Swap "Pledged" for "Committed" in the rows from the start through the line containing "chart-b-y-tick-label: 100 <box>633", and give those lines again with nothing else changed.

**Stored dataset rows**:
####################

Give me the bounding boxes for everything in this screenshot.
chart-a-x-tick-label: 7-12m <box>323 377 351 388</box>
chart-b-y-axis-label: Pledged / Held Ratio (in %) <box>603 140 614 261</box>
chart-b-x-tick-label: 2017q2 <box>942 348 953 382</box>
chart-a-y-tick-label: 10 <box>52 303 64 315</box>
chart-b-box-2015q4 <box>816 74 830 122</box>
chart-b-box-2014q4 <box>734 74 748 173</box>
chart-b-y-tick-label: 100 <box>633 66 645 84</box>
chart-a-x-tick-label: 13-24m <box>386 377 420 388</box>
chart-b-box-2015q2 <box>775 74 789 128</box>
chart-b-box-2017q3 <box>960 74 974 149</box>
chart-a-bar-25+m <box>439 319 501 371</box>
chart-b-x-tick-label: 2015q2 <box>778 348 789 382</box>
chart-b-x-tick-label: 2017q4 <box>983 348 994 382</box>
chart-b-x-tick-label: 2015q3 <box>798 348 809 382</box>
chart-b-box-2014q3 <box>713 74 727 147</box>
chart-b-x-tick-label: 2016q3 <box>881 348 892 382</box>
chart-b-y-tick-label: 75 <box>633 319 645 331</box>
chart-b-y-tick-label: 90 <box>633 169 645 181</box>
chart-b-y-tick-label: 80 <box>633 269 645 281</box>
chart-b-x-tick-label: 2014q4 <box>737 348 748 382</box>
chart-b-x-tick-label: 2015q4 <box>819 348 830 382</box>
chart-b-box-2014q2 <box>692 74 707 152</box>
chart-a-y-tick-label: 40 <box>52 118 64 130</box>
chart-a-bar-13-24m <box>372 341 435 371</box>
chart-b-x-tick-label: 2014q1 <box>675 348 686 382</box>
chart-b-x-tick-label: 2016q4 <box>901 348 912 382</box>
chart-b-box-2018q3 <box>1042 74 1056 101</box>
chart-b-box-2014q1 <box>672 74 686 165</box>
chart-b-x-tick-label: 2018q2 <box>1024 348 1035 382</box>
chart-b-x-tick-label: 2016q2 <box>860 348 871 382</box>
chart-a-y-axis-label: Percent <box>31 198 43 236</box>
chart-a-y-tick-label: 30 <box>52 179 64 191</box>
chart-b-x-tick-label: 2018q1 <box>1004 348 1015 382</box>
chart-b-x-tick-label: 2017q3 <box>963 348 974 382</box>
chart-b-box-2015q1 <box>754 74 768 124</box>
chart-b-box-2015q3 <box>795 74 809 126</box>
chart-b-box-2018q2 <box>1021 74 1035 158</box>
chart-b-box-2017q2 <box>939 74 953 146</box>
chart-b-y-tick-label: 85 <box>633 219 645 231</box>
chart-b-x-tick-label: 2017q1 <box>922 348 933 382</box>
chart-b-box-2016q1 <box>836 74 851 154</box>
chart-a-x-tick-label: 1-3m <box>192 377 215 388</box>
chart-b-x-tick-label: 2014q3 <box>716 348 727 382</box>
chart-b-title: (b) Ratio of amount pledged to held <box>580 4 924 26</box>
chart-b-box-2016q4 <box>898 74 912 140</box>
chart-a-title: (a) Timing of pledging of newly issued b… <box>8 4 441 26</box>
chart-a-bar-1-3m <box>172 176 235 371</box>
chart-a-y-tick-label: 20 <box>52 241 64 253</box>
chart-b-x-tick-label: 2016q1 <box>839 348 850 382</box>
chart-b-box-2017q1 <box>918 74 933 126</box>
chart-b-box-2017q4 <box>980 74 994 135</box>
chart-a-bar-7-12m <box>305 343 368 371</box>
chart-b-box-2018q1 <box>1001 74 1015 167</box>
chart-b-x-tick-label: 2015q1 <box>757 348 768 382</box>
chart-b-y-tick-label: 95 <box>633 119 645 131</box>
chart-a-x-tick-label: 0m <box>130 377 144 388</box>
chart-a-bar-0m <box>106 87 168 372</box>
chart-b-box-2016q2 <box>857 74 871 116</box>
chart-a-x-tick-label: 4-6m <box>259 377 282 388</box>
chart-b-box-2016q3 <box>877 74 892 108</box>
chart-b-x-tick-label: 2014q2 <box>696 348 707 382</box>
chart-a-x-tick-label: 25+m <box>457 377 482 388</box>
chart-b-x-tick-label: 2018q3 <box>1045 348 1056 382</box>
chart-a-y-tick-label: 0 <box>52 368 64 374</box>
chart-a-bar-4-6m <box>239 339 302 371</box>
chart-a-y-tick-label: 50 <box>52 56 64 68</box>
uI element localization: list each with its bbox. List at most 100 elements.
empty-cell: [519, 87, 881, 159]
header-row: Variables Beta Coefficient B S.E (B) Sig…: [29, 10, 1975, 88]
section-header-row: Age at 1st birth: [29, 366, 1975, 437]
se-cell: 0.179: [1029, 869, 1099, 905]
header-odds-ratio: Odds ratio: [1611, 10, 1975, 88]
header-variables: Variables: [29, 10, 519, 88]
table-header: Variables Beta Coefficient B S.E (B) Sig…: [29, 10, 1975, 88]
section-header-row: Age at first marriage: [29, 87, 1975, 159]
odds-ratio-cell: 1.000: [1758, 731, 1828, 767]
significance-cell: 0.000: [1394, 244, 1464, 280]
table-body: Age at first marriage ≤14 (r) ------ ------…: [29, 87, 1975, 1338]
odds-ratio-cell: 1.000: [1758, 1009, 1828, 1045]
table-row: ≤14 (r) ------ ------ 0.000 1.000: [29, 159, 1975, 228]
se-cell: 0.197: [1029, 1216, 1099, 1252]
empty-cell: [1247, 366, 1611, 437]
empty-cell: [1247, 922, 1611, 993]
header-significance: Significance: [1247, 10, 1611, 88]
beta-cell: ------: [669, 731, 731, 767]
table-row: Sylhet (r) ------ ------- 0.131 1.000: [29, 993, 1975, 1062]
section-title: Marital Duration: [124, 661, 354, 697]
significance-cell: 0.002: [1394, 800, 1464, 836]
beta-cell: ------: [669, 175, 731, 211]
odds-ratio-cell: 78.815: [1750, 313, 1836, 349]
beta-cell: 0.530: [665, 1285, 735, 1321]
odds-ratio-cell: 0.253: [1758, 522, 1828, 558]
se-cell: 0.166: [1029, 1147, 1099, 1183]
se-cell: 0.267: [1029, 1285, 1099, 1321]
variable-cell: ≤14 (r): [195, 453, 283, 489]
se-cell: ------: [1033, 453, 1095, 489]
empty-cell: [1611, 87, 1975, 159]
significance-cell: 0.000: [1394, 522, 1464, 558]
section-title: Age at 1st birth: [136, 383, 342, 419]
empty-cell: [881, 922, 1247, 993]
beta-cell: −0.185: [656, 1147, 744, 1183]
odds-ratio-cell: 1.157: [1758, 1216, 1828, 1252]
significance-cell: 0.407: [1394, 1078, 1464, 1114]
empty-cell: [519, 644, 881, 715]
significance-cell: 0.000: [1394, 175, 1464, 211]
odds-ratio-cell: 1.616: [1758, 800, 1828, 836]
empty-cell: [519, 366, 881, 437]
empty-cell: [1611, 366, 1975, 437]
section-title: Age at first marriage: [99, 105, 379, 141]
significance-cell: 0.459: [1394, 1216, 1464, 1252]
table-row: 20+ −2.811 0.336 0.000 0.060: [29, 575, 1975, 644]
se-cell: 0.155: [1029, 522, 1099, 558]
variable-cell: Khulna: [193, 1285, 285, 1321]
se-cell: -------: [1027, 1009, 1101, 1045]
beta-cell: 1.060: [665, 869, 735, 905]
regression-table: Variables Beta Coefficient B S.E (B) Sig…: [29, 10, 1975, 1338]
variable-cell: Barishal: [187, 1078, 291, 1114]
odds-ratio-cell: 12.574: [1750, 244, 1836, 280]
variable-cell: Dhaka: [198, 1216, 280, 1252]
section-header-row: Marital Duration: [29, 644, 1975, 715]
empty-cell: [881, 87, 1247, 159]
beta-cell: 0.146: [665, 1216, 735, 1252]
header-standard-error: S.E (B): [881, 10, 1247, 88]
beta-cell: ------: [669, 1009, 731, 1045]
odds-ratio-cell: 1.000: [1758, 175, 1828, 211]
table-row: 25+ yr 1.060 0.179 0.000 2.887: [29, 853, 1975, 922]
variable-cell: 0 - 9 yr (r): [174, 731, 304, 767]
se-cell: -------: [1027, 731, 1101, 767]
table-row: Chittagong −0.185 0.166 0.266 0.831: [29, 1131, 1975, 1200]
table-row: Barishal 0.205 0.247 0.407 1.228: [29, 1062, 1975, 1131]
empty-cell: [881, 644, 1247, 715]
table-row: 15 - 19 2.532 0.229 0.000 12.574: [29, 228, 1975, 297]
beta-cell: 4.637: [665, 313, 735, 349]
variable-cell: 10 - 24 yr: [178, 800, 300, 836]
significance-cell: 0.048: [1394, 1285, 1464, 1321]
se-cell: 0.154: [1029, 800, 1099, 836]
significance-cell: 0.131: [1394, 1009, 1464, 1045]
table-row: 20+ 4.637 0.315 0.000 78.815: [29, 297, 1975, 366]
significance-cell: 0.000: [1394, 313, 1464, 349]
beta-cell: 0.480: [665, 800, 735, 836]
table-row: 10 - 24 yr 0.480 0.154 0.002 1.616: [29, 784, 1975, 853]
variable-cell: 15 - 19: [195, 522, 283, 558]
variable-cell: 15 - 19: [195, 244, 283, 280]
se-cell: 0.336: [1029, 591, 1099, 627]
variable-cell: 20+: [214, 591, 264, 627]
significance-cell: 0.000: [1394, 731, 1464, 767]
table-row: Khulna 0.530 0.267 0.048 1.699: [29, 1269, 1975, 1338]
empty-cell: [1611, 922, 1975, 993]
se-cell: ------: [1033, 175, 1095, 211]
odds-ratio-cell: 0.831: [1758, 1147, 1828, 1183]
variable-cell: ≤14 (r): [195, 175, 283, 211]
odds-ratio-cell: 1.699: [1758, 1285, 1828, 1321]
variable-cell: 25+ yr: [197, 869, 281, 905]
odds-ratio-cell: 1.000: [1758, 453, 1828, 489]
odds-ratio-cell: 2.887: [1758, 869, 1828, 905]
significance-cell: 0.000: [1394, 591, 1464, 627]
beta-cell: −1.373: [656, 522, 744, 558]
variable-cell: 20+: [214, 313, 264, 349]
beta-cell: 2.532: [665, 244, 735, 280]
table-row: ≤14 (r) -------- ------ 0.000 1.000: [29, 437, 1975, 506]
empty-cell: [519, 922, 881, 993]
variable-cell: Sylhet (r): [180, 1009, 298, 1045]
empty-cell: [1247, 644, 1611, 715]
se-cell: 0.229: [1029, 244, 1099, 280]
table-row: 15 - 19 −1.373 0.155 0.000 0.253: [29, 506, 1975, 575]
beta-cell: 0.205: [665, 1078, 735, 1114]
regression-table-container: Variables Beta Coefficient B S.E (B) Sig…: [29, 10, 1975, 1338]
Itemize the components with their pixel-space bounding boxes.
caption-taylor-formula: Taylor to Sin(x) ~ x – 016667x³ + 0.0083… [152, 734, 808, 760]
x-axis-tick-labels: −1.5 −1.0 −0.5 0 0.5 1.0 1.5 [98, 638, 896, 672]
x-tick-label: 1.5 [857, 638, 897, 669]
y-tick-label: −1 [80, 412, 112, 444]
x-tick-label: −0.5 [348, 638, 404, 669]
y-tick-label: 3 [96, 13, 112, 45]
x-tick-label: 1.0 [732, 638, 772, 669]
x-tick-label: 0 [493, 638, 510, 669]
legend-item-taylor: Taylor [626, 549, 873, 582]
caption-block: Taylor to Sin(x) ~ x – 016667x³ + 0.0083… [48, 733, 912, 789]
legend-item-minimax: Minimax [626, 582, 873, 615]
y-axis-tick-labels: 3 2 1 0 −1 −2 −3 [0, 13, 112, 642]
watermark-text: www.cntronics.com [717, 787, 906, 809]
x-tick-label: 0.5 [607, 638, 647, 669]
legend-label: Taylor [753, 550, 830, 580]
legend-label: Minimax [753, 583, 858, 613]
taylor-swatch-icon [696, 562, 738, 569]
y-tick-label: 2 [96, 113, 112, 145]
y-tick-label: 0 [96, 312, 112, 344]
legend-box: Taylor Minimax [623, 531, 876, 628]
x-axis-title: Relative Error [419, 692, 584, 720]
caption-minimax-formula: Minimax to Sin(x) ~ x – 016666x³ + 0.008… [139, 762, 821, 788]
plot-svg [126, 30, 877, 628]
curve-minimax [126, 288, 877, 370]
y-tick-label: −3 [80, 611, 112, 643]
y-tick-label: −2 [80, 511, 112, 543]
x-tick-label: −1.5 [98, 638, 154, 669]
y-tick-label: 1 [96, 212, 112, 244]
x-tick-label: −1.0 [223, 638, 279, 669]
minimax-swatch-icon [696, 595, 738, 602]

####################

**Task response**:
Give me the bounding boxes for everything in this screenshot.
chart-a-x-tick-label: 7-12m <box>323 377 351 388</box>
chart-b-y-axis-label: Committed / Held Ratio (in %) <box>603 140 614 261</box>
chart-b-x-tick-label: 2017q2 <box>942 348 953 382</box>
chart-a-y-tick-label: 10 <box>52 303 64 315</box>
chart-b-box-2015q4 <box>816 74 830 122</box>
chart-b-box-2014q4 <box>734 74 748 173</box>
chart-b-y-tick-label: 100 <box>633 66 645 84</box>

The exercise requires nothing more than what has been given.